[Source data Boundary: Start]

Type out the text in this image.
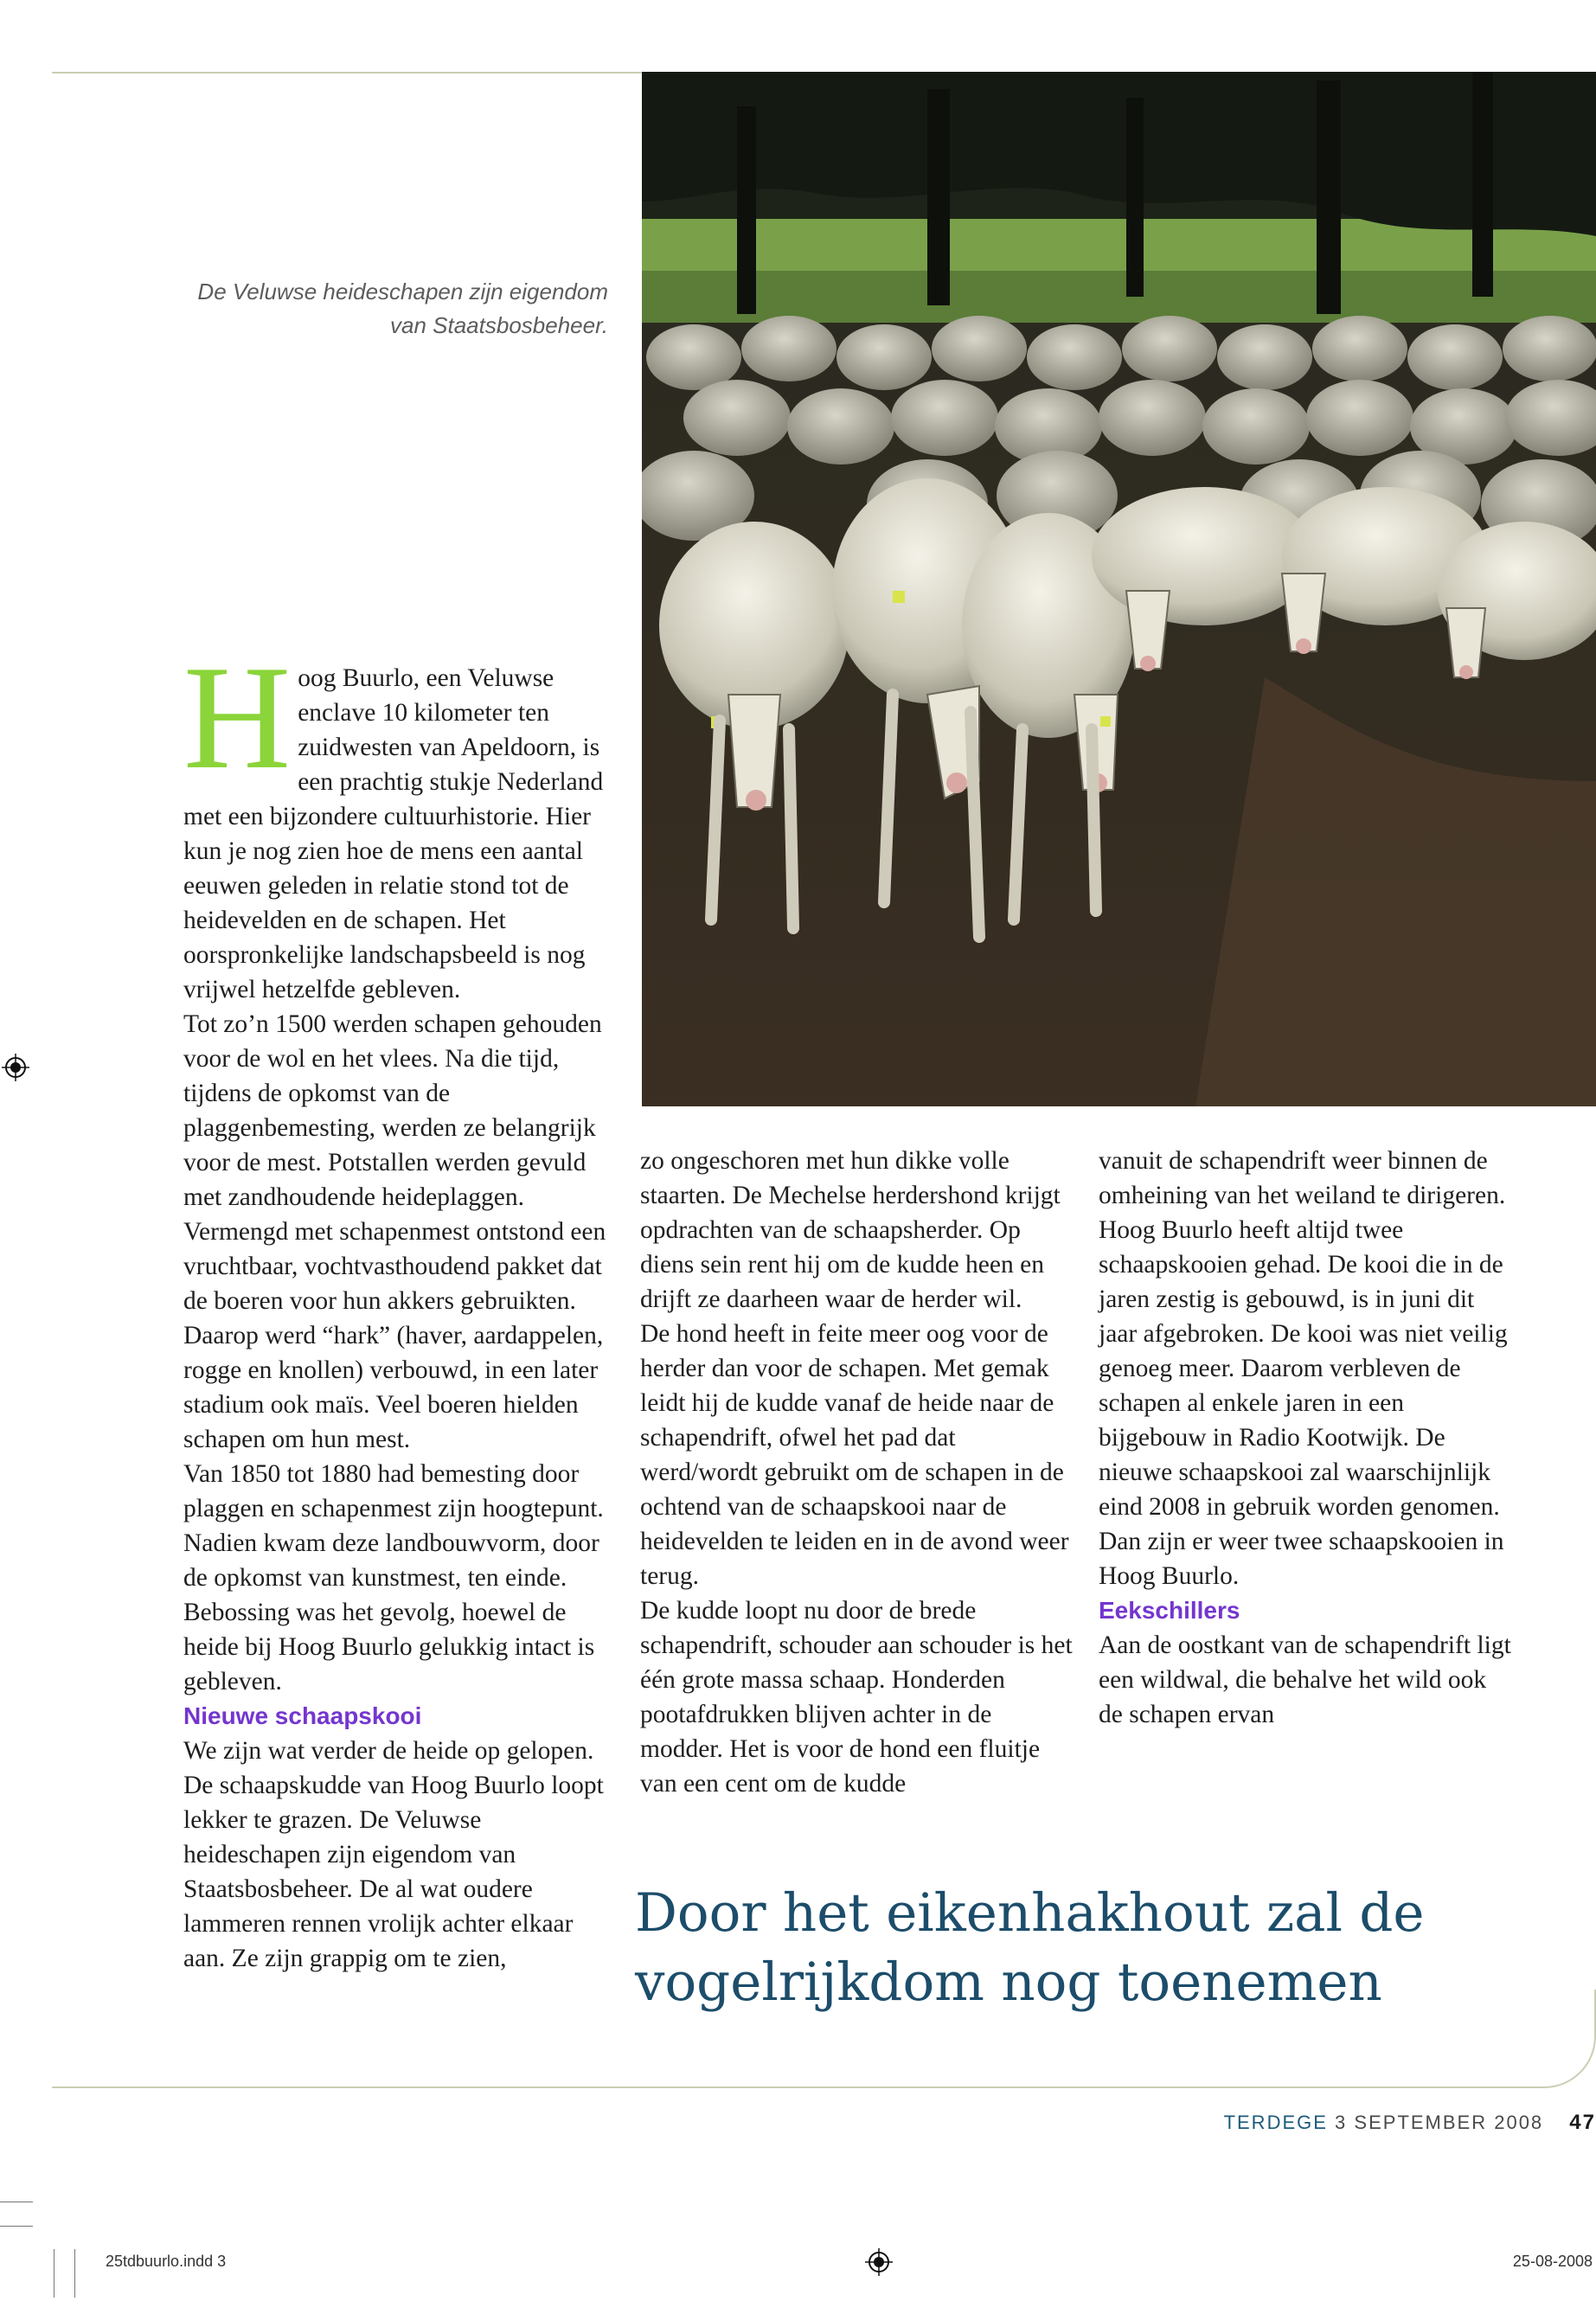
De Veluwse heideschapen zijn eigendom
van Staatsbosbeheer.

Hoog Buurlo, een Veluwse enclave 10 kilometer ten zuidwesten van Apeldoorn, is een prachtig stukje Nederland met een bijzondere cultuurhistorie. Hier kun je nog zien hoe de mens een aantal eeuwen geleden in relatie stond tot de heidevelden en de schapen. Het oorspronkelijke landschapsbeeld is nog vrijwel hetzelfde gebleven.

Tot zo’n 1500 werden schapen gehouden voor de wol en het vlees. Na die tijd, tijdens de opkomst van de plaggenbemesting, werden ze belangrijk voor de mest. Potstallen werden gevuld met zandhoudende heideplaggen. Vermengd met schapenmest ontstond een vruchtbaar, vochtvasthoudend pakket dat de boeren voor hun akkers gebruikten. Daarop werd “hark” (haver, aardappelen, rogge en knollen) verbouwd, in een later stadium ook maïs. Veel boeren hielden schapen om hun mest.

Van 1850 tot 1880 had bemesting door plaggen en schapenmest zijn hoogtepunt. Nadien kwam deze landbouwvorm, door de opkomst van kunstmest, ten einde. Bebossing was het gevolg, hoewel de heide bij Hoog Buurlo gelukkig intact is gebleven.

Nieuwe schaapskooi

We zijn wat verder de heide op gelopen. De schaapskudde van Hoog Buurlo loopt lekker te grazen. De Veluwse heideschapen zijn eigendom van Staatsbosbeheer. De al wat oudere lammeren rennen vrolijk achter elkaar aan. Ze zijn grappig om te zien,

zo ongeschoren met hun dikke volle staarten. De Mechelse herdershond krijgt opdrachten van de schaapsherder. Op diens sein rent hij om de kudde heen en drijft ze daarheen waar de herder wil.

De hond heeft in feite meer oog voor de herder dan voor de schapen. Met gemak leidt hij de kudde vanaf de heide naar de schapendrift, ofwel het pad dat werd/wordt gebruikt om de schapen in de ochtend van de schaapskooi naar de heidevelden te leiden en in de avond weer terug.

De kudde loopt nu door de brede schapendrift, schouder aan schouder is het één grote massa schaap. Honderden pootafdrukken blijven achter in de modder. Het is voor de hond een fluitje van een cent om de kudde

vanuit de schapendrift weer binnen de omheining van het weiland te dirigeren.

Hoog Buurlo heeft altijd twee schaapskooien gehad. De kooi die in de jaren zestig is gebouwd, is in juni dit jaar afgebroken. De kooi was niet veilig genoeg meer. Daarom verbleven de schapen al enkele jaren in een bijgebouw in Radio Kootwijk. De nieuwe schaapskooi zal waarschijnlijk eind 2008 in gebruik worden genomen. Dan zijn er weer twee schaapskooien in Hoog Buurlo.

Eekschillers

Aan de oostkant van de schapendrift ligt een wildwal, die behalve het wild ook de schapen ervan

Door het eikenhakhout zal de
vogelrijkdom nog toenemen
TERDEGE 3 SEPTEMBER 2008 47
25tdbuurlo.indd 3	25-08-2008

[Source data Boundary: End]

In the records above, how many lines include "heeft"? Give that number and nothing more.

2